WORK INSTRUCTIONS:
• A. In the text about the overtime lawsuit against Hasaki Restaurant, what amount did the employers put in their offer of judgment?
• B. Write the next part of the text about the overtime lawsuit against Hasaki Restaurant, starting after its final paragraph.

READING TEXT:
-------
In 2016, a sushi restaurant worker, Mei Xing Yu, sued his employers at Hasaki Restaurant for unpaid overtime, on his own behalf and on behalf of his similarly situated coworkers. His employers responded several months later with an “offer of judgment” for $20,000 under Federal Rule of Civil Procedure 68, and Mr. Yu, represented by counsel, accepted. The parties then attempted to have the case dismissed without any judicial review or approval of the settlement agreement, as is typically required in wage theft cases brought under the Fair Labor Standards Act (FLSA). They argued that Rule 68 offers are not subject to judicial fairness review or approval. The district court held that judicial review and approval was required, but the case went up to the U.S. Court of Appeals for the Second Circuit.

Because the parties were aligned, the Second Circuit appointed Public Citizen Litigation Group as amicus curiae to defend the district court’s position. The U.S. Department of Labor also filed an amicus brief emphasizing that “[t]he Department’s longstanding position is that FLSA rights cannot be waived or compromised by private agreement and that, accordingly, an employee can only enter a settlement agreement that terminates her FLSA claim with prejudice if it is supervised by the Department or approved by a court.”

Workers in low-wage jobs—largely immigrants and people of color—depend on robust private enforcement of federal wage and hour protections, with FLSA settlements supervised by DOL or federal courts to ensure fairness.

On December 6, 2019, a split panel of the Second Circuit held that judicial review and approval is not required when employers use offers of judgment under Federal Rule of Civil Procedure 68 to settle cases. Senior Circuit Judge Guido Calabresi strongly dissented, arguing that the “majority misreads the language, the history, and the design of the Fair Labor Standards Act” and “ignores the longstanding position of the Supreme Court of the United States, the Department of Labor, and seven Courts of Appeals,” including the Second Circuit’s 2015 decision in Cheeks v. Freeport Pancake House Inc.
-------
STORED ROWS:
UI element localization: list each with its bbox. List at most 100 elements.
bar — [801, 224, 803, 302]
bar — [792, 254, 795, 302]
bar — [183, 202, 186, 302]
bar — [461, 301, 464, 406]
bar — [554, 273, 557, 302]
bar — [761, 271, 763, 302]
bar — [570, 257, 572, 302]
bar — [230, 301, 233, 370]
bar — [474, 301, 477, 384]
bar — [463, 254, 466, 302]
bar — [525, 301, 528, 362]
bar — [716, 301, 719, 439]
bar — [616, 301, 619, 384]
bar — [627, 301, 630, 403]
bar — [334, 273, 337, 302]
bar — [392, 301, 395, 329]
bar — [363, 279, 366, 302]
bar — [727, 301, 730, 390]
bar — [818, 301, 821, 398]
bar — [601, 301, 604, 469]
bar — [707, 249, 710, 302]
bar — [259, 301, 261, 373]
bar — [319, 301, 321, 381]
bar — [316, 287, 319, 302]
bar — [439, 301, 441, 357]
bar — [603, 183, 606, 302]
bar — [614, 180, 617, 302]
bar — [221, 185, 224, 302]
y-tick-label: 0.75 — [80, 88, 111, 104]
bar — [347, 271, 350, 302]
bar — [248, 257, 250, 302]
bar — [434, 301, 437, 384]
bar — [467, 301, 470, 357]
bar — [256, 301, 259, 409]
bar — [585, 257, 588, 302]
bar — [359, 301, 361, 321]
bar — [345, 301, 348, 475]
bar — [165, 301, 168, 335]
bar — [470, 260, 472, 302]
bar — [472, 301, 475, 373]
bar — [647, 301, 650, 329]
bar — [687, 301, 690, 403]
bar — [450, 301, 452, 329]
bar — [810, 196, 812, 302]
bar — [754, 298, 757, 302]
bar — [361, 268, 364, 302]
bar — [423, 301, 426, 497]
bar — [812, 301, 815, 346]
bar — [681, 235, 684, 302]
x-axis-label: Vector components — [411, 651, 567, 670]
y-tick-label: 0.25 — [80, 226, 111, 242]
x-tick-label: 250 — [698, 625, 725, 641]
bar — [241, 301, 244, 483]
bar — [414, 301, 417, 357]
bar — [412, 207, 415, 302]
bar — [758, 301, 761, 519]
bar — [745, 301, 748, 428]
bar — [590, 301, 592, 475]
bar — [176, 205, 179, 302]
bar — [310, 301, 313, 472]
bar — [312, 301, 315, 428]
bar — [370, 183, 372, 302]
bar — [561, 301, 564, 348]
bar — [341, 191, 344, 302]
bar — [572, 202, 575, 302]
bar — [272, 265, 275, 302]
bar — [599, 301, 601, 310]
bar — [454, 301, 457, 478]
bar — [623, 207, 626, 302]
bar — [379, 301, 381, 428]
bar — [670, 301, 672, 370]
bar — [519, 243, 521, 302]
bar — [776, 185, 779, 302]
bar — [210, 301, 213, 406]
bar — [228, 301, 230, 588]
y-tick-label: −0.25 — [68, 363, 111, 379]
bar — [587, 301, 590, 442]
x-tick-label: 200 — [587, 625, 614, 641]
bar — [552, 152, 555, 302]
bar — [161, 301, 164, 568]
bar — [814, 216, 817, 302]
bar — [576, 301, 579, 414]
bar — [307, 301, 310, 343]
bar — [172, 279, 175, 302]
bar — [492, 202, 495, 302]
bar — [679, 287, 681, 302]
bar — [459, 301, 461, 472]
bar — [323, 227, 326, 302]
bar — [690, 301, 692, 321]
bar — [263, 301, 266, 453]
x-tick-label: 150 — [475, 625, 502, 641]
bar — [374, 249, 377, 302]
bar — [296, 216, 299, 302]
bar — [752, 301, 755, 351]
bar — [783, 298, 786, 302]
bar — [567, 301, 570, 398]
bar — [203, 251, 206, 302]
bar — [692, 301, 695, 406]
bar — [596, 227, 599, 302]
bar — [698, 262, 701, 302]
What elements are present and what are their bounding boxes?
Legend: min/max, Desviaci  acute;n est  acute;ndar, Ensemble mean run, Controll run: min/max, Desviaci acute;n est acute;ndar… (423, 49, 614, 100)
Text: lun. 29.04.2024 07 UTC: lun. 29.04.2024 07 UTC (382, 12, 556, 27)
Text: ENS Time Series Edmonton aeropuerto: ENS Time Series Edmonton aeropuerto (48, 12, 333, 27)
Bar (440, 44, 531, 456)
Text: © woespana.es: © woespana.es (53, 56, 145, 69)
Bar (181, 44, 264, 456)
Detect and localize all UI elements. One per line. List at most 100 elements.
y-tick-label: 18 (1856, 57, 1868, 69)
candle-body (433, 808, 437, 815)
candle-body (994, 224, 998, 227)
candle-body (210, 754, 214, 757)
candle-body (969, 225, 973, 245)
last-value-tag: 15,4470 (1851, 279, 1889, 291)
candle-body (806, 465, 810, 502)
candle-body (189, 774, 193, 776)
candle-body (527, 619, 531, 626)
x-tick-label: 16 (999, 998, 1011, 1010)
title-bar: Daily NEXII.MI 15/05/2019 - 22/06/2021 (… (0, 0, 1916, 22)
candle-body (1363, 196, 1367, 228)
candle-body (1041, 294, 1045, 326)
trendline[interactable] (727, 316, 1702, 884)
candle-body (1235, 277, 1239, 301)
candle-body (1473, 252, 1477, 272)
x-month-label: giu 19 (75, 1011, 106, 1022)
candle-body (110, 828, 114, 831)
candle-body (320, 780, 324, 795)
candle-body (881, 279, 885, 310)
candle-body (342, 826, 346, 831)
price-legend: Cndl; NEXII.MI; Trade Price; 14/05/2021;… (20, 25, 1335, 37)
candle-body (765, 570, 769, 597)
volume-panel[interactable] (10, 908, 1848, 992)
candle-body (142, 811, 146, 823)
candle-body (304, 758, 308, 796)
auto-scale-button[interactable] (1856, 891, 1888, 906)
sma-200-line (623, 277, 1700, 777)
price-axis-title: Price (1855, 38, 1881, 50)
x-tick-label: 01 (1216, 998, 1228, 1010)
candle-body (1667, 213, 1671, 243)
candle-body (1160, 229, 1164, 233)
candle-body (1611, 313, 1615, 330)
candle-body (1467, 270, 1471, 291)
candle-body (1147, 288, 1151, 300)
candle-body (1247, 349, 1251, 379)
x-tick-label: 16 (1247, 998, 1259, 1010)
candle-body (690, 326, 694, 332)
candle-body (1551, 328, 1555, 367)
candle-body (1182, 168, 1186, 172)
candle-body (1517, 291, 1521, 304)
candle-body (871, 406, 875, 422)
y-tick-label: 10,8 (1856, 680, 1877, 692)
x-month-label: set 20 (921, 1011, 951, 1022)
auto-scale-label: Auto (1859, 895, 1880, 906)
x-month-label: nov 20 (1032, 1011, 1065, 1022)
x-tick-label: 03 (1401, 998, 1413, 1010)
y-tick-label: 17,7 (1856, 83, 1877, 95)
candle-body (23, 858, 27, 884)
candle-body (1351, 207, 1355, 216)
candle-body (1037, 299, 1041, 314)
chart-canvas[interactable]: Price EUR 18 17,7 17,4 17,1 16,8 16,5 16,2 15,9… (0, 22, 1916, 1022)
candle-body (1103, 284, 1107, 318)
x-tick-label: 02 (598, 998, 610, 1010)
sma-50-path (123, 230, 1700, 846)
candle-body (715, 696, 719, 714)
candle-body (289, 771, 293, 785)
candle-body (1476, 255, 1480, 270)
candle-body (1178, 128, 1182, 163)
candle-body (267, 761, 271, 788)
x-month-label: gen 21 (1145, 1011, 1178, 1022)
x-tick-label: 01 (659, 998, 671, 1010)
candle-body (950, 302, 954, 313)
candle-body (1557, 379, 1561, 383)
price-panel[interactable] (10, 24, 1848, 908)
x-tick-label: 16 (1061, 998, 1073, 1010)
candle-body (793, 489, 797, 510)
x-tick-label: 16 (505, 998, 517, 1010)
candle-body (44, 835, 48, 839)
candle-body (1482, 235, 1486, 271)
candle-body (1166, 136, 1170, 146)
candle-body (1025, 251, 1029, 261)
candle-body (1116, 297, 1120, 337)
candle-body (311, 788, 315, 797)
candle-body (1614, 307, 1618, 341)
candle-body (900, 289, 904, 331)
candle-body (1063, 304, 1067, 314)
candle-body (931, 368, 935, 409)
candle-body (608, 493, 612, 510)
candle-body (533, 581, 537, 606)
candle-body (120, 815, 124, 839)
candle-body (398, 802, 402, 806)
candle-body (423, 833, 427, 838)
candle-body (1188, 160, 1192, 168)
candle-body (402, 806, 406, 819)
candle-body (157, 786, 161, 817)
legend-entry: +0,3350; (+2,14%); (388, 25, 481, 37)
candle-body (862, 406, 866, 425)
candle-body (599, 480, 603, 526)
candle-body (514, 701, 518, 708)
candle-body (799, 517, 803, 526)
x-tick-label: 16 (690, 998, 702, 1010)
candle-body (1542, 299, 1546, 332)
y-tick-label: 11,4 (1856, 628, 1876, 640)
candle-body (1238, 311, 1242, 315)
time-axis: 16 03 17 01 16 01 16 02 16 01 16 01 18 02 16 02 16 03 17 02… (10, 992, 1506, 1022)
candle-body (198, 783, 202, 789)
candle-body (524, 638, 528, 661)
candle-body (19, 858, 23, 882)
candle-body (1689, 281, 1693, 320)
-------
SOLVED PROBLEMS:
• A. $20,000

• B.
Public Citizen Litigation Group filed a petition in support of the full Second Circuit rehearing the case, arguing that the panel’s decision undermines the FLSA’s protections and conflicts with both Second Circuit and Supreme Court precedent. Last week, NELP filed an amicus brief in support of a reversal of the panel’s decision, citing the importance of judicial or DOL fairness review of wage theft settlements to promote compliance and transparency.

READ NELP’S AMICUS BRIEF IN FULL. 

NELP argues that workers in low-wage industries, largely immigrants and people of color, depend on robust private enforcement of the FLSA’s minimum wage and overtime protections—supervised by the U.S. Department of Labor (DOL) and by federal courts.

If the panel’s decision is not reversed by the full Court, Rule 68 offers will become the preferred method for settling FLSA cases, allowing attorneys to achieve an end-run around the FLSA’s mandatory wage-and-hour protections. This end-run will undermine robust private enforcement of the FLSA, with dire effects not only on workers, but also on law-abiding employers that are complying with the FLSA’s minimum wage and overtime requirements.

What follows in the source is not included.